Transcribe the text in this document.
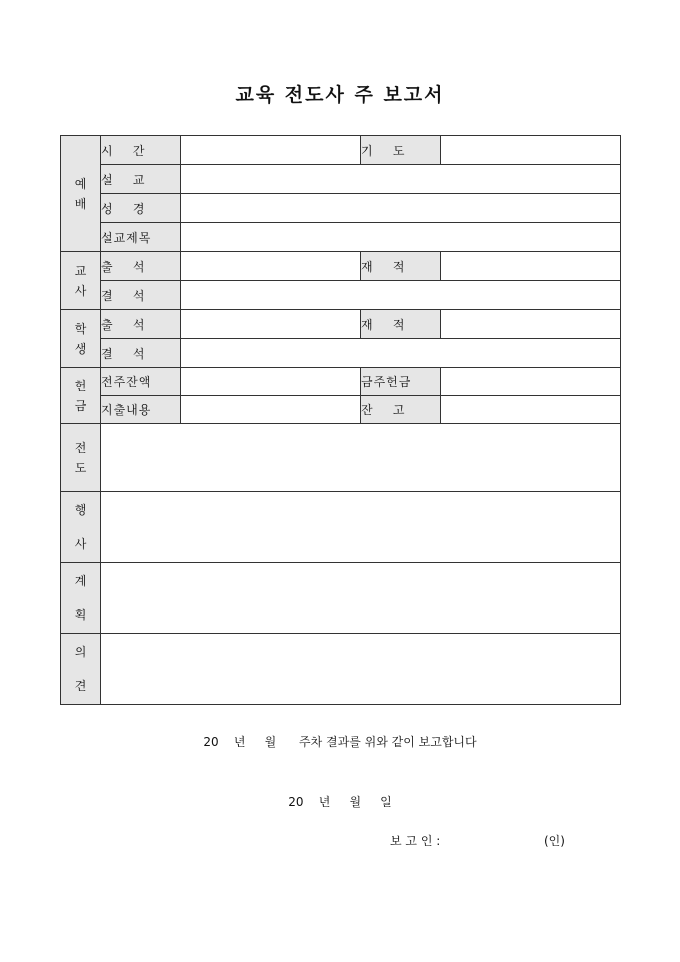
교육 전도사 주 보고서
예
배	시    간		기    도	
	설    교			
	성    경			
	설교제목			

교
사	출    석		재    적	
	결    석			

학
생	출    석		재    적	
	결    석			

헌
금	전주잔액		금주헌금	
	지출내용		잔    고	

전
도				

행
사				

계
획				

의
견				

20    년     월      주차 결과를 위와 같이 보고합니다
20    년     월     일
보 고 인 :	(인)
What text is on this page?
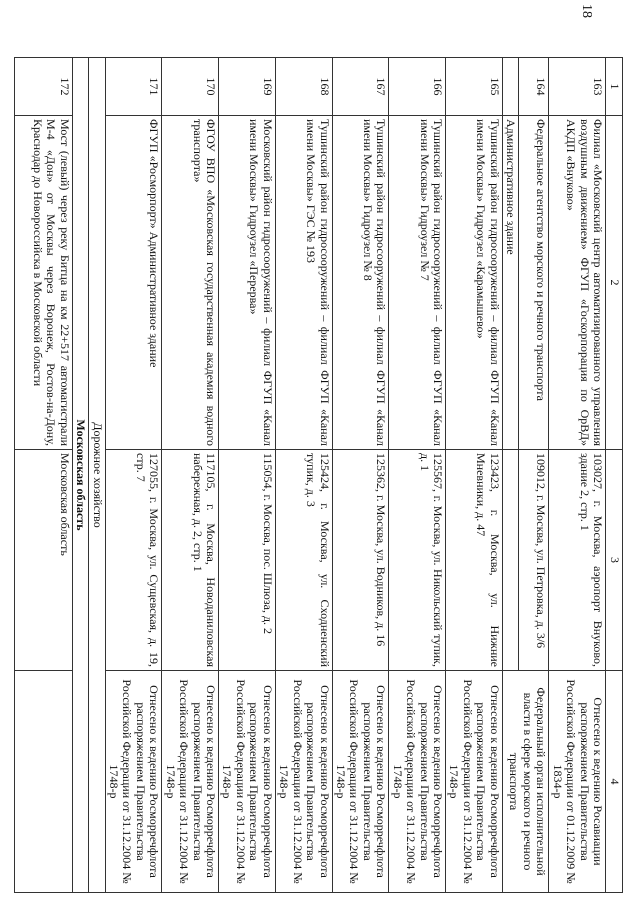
18
1	2	3	4
163	Филиал «Московский центр автоматизированного управления воздушным движением» ФГУП «Госкорпорация по ОрВД» АКДП «Внуково»	103027, г. Москва, аэропорт Внуково, здание 2, стр. 1	Отнесено к ведению Росавиации распоряжением Правительства Российской Федерации от 01.12.2009 № 1834-р
164	Федеральное агентство морского и речного транспорта	109012, г. Москва, ул. Петровка, д. 3/6	Федеральный орган исполнительной власти в сфере морского и речного транспорта
	Административное здание		
165	Тушинский район гидросооружений – филиал ФГУП «Канал имени Москвы» Гидроузел «Карамышево»	123423, г. Москва, ул. Нижние Мневники, д. 47	Отнесено к ведению Росморречфлота распоряжением Правительства Российской Федерации от 31.12.2004 № 1748-р
166	Тушинский район гидросооружений – филиал ФГУП «Канал имени Москвы» Гидроузел № 7	125567, г. Москва, ул. Никольский тупик, д. 1	Отнесено к ведению Росморречфлота распоряжением Правительства Российской Федерации от 31.12.2004 № 1748-р
167	Тушинский район гидросооружений – филиал ФГУП «Канал имени Москвы» Гидроузел № 8	125362, г. Москва, ул. Водников, д. 16	Отнесено к ведению Росморречфлота распоряжением Правительства Российской Федерации от 31.12.2004 № 1748-р
168	Тушинский район гидросооружений – филиал ФГУП «Канал имени Москвы» ГЭС № 193	125424, г. Москва, ул. Сходненский тупик, д. 3	Отнесено к ведению Росморречфлота распоряжением Правительства Российской Федерации от 31.12.2004 № 1748-р
169	Московский район гидросооружений – филиал ФГУП «Канал имени Москвы» Гидроузел «Перерва»	115054, г. Москва, пос. Шлюза, д. 2	Отнесено к ведению Росморречфлота распоряжением Правительства Российской Федерации от 31.12.2004 № 1748-р
170	ФГОУ ВПО «Московская государственная академия водного транспорта»	117105, г. Москва, Новоданиловская набережная, д. 2, стр. 1	Отнесено к ведению Росморречфлота распоряжением Правительства Российской Федерации от 31.12.2004 № 1748-р
171	ФГУП «Росморпорт» Административное здание	127055, г. Москва, ул. Сущевская, д. 19, стр. 7	Отнесено к ведению Росморречфлота распоряжением Правительства Российской Федерации от 31.12.2004 № 1748-р
Дорожное хозяйство			
Московская область			
172	Мост (левый) через реку Битца на км 22+517 автомагистрали М-4 «Дон» от Москвы через Воронеж, Ростов-на-Дону, Краснодар до Новороссийска в Московской области	Московская область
* * * * * * * * *
WHAT TO PRODUCE:
What is the number of lines in the listing above that contain the string "область"? Give only the number.

SOLUTION FOR THIS EXERCISE:
2